Exercise details -> Everything in the data should be repeated exactly, save for the images.

§ §

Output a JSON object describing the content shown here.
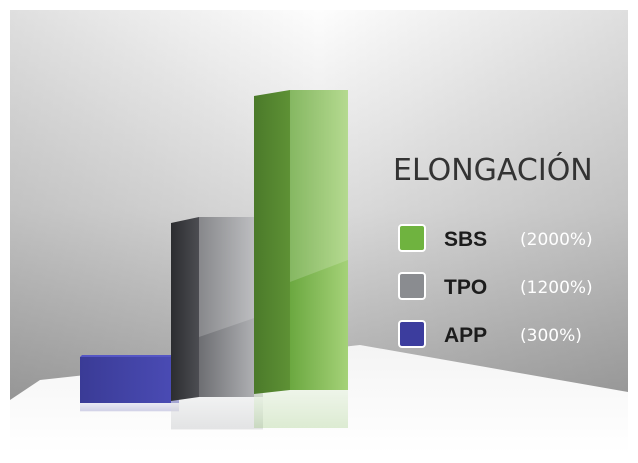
{
  "chart_data": {
    "type": "bar",
    "title": "ELONGACIÓN",
    "categories": [
      "APP",
      "TPO",
      "SBS"
    ],
    "values": [
      300,
      1200,
      2000
    ],
    "value_labels": [
      "(300%)",
      "(1200%)",
      "(2000%)"
    ],
    "unit": "%",
    "ylim": [
      0,
      2000
    ],
    "grid": false,
    "legend": {
      "placement": "right",
      "entries": [
        {
          "label": "SBS",
          "value_label": "(2000%)",
          "color": "#6fb33f"
        },
        {
          "label": "TPO",
          "value_label": "(1200%)",
          "color": "#8a8c90"
        },
        {
          "label": "APP",
          "value_label": "(300%)",
          "color": "#3c3d9e"
        }
      ]
    },
    "colors": {
      "APP": "#3c3d9e",
      "TPO": "#8a8c90",
      "SBS": "#6fb33f"
    }
  }
}
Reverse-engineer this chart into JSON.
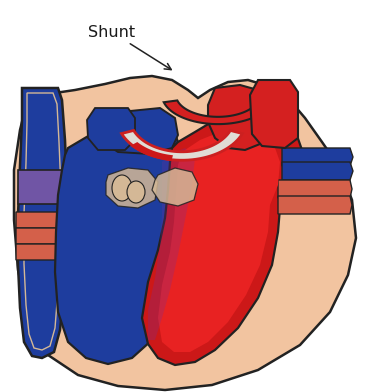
{
  "shunt_label": "Shunt",
  "background_color": "#ffffff",
  "skin_color": "#f2c4a0",
  "skin_dark": "#e8b090",
  "dark_outline": "#222222",
  "blue_vessel": "#1e3d9e",
  "blue_light": "#2a50cc",
  "red_vessel": "#cc1818",
  "red_bright": "#e82222",
  "red_aorta": "#d42020",
  "purple_vessel": "#7055a5",
  "salmon_vessel": "#d4604a",
  "shunt_color": "#e0ddd5",
  "shunt_red_highlight": "#cc2020",
  "tan_inner": "#d4b896",
  "figsize": [
    3.65,
    3.92
  ],
  "dpi": 100
}
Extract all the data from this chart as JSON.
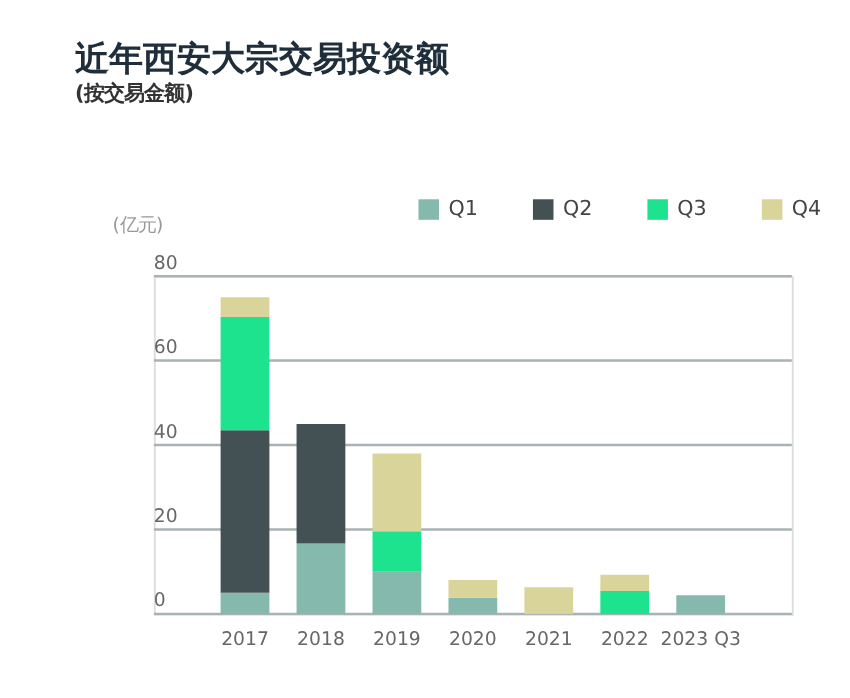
{
  "chart_data": {
    "type": "bar",
    "title": "近年西安大宗交易投资额",
    "subtitle": "(按交易金额)",
    "ylabel": "(亿元)",
    "categories": [
      "2017",
      "2018",
      "2019",
      "2020",
      "2021",
      "2022",
      "2023 Q3"
    ],
    "stacked": true,
    "series": [
      {
        "name": "Q1",
        "color": "#86b9ad",
        "values": [
          5,
          16.7,
          10,
          3.8,
          null,
          null,
          4.4
        ]
      },
      {
        "name": "Q2",
        "color": "#435154",
        "values": [
          38.5,
          28.3,
          null,
          null,
          null,
          null,
          null
        ]
      },
      {
        "name": "Q3",
        "color": "#1de38f",
        "values": [
          26.8,
          null,
          9.6,
          null,
          null,
          5.4,
          null
        ]
      },
      {
        "name": "Q4",
        "color": "#d9d49a",
        "values": [
          4.7,
          null,
          18.4,
          4.2,
          6.3,
          3.9,
          null
        ]
      }
    ],
    "ylim": [
      0,
      80
    ],
    "yticks": [
      0,
      20,
      40,
      60,
      80
    ],
    "grid": "y",
    "legend": "top right"
  }
}
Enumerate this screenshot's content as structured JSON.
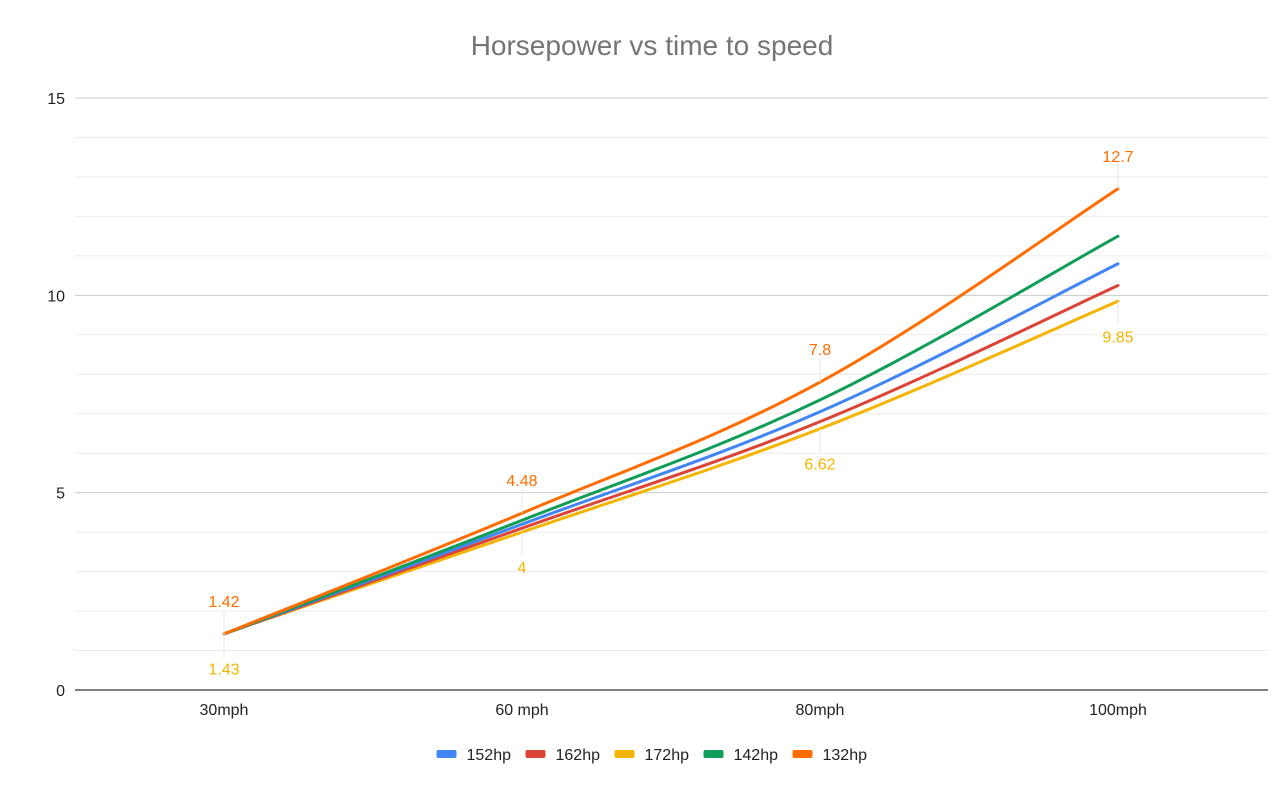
{
  "chart_data": {
    "type": "line",
    "title": "Horsepower vs time to speed",
    "xlabel": "",
    "ylabel": "",
    "categories": [
      "30mph",
      "60 mph",
      "80mph",
      "100mph"
    ],
    "ylim": [
      0,
      15
    ],
    "y_ticks": [
      0,
      5,
      10,
      15
    ],
    "minor_gridlines": true,
    "legend_position": "bottom",
    "series": [
      {
        "name": "152hp",
        "color": "#4285f4",
        "values": [
          1.42,
          4.2,
          7.05,
          10.8
        ]
      },
      {
        "name": "162hp",
        "color": "#db4437",
        "values": [
          1.42,
          4.1,
          6.8,
          10.25
        ]
      },
      {
        "name": "172hp",
        "color": "#f4b400",
        "values": [
          1.43,
          4,
          6.62,
          9.85
        ]
      },
      {
        "name": "142hp",
        "color": "#0f9d58",
        "values": [
          1.42,
          4.3,
          7.35,
          11.5
        ]
      },
      {
        "name": "132hp",
        "color": "#ff6d01",
        "values": [
          1.42,
          4.48,
          7.8,
          12.7
        ]
      }
    ],
    "data_labels": [
      {
        "series": "132hp",
        "category": "30mph",
        "text": "1.42",
        "position": "above"
      },
      {
        "series": "172hp",
        "category": "30mph",
        "text": "1.43",
        "position": "below"
      },
      {
        "series": "132hp",
        "category": "60 mph",
        "text": "4.48",
        "position": "above"
      },
      {
        "series": "172hp",
        "category": "60 mph",
        "text": "4",
        "position": "below"
      },
      {
        "series": "132hp",
        "category": "80mph",
        "text": "7.8",
        "position": "above"
      },
      {
        "series": "172hp",
        "category": "80mph",
        "text": "6.62",
        "position": "below"
      },
      {
        "series": "132hp",
        "category": "100mph",
        "text": "12.7",
        "position": "above"
      },
      {
        "series": "172hp",
        "category": "100mph",
        "text": "9.85",
        "position": "below"
      }
    ]
  }
}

§ §

The reply ->
Output a JSON object describing the content shown here.
{
  "chart_data": {
    "type": "bar",
    "title": "ELONGACIÓN",
    "categories": [
      "APP",
      "TPO",
      "SBS"
    ],
    "values": [
      300,
      1200,
      2000
    ],
    "value_labels": [
      "(300%)",
      "(1200%)",
      "(2000%)"
    ],
    "unit": "%",
    "ylim": [
      0,
      2000
    ],
    "grid": false,
    "legend": {
      "placement": "right",
      "entries": [
        {
          "label": "SBS",
          "value_label": "(2000%)",
          "color": "#6fb33f"
        },
        {
          "label": "TPO",
          "value_label": "(1200%)",
          "color": "#8a8c90"
        },
        {
          "label": "APP",
          "value_label": "(300%)",
          "color": "#3c3d9e"
        }
      ]
    },
    "colors": {
      "APP": "#3c3d9e",
      "TPO": "#8a8c90",
      "SBS": "#6fb33f"
    }
  }
}
Reverse-engineer this chart into JSON.
{
  "shunt_label": "Shunt",
  "background_color": "#ffffff",
  "skin_color": "#f2c4a0",
  "skin_dark": "#e8b090",
  "dark_outline": "#222222",
  "blue_vessel": "#1e3d9e",
  "blue_light": "#2a50cc",
  "red_vessel": "#cc1818",
  "red_bright": "#e82222",
  "red_aorta": "#d42020",
  "purple_vessel": "#7055a5",
  "salmon_vessel": "#d4604a",
  "shunt_color": "#e0ddd5",
  "shunt_red_highlight": "#cc2020",
  "tan_inner": "#d4b896",
  "figsize": [
    3.65,
    3.92
  ],
  "dpi": 100
}
Extract all the data from this chart as JSON.
{
  "chart_data": {
    "type": "bar",
    "title": "近年西安大宗交易投资额",
    "subtitle": "(按交易金额)",
    "ylabel": "(亿元)",
    "categories": [
      "2017",
      "2018",
      "2019",
      "2020",
      "2021",
      "2022",
      "2023 Q3"
    ],
    "stacked": true,
    "series": [
      {
        "name": "Q1",
        "color": "#86b9ad",
        "values": [
          5,
          16.7,
          10,
          3.8,
          null,
          null,
          4.4
        ]
      },
      {
        "name": "Q2",
        "color": "#435154",
        "values": [
          38.5,
          28.3,
          null,
          null,
          null,
          null,
          null
        ]
      },
      {
        "name": "Q3",
        "color": "#1de38f",
        "values": [
          26.8,
          null,
          9.6,
          null,
          null,
          5.4,
          null
        ]
      },
      {
        "name": "Q4",
        "color": "#d9d49a",
        "values": [
          4.7,
          null,
          18.4,
          4.2,
          6.3,
          3.9,
          null
        ]
      }
    ],
    "ylim": [
      0,
      80
    ],
    "yticks": [
      0,
      20,
      40,
      60,
      80
    ],
    "grid": "y",
    "legend": "top right"
  }
}
Enumerate this screenshot's content as structured JSON.
{
  "chart_data": {
    "type": "line",
    "title": "Horsepower vs time to speed",
    "xlabel": "",
    "ylabel": "",
    "categories": [
      "30mph",
      "60 mph",
      "80mph",
      "100mph"
    ],
    "ylim": [
      0,
      15
    ],
    "y_ticks": [
      0,
      5,
      10,
      15
    ],
    "minor_gridlines": true,
    "legend_position": "bottom",
    "series": [
      {
        "name": "152hp",
        "color": "#4285f4",
        "values": [
          1.42,
          4.2,
          7.05,
          10.8
        ]
      },
      {
        "name": "162hp",
        "color": "#db4437",
        "values": [
          1.42,
          4.1,
          6.8,
          10.25
        ]
      },
      {
        "name": "172hp",
        "color": "#f4b400",
        "values": [
          1.43,
          4,
          6.62,
          9.85
        ]
      },
      {
        "name": "142hp",
        "color": "#0f9d58",
        "values": [
          1.42,
          4.3,
          7.35,
          11.5
        ]
      },
      {
        "name": "132hp",
        "color": "#ff6d01",
        "values": [
          1.42,
          4.48,
          7.8,
          12.7
        ]
      }
    ],
    "data_labels": [
      {
        "series": "132hp",
        "category": "30mph",
        "text": "1.42",
        "position": "above"
      },
      {
        "series": "172hp",
        "category": "30mph",
        "text": "1.43",
        "position": "below"
      },
      {
        "series": "132hp",
        "category": "60 mph",
        "text": "4.48",
        "position": "above"
      },
      {
        "series": "172hp",
        "category": "60 mph",
        "text": "4",
        "position": "below"
      },
      {
        "series": "132hp",
        "category": "80mph",
        "text": "7.8",
        "position": "above"
      },
      {
        "series": "172hp",
        "category": "80mph",
        "text": "6.62",
        "position": "below"
      },
      {
        "series": "132hp",
        "category": "100mph",
        "text": "12.7",
        "position": "above"
      },
      {
        "series": "172hp",
        "category": "100mph",
        "text": "9.85",
        "position": "below"
      }
    ]
  }
}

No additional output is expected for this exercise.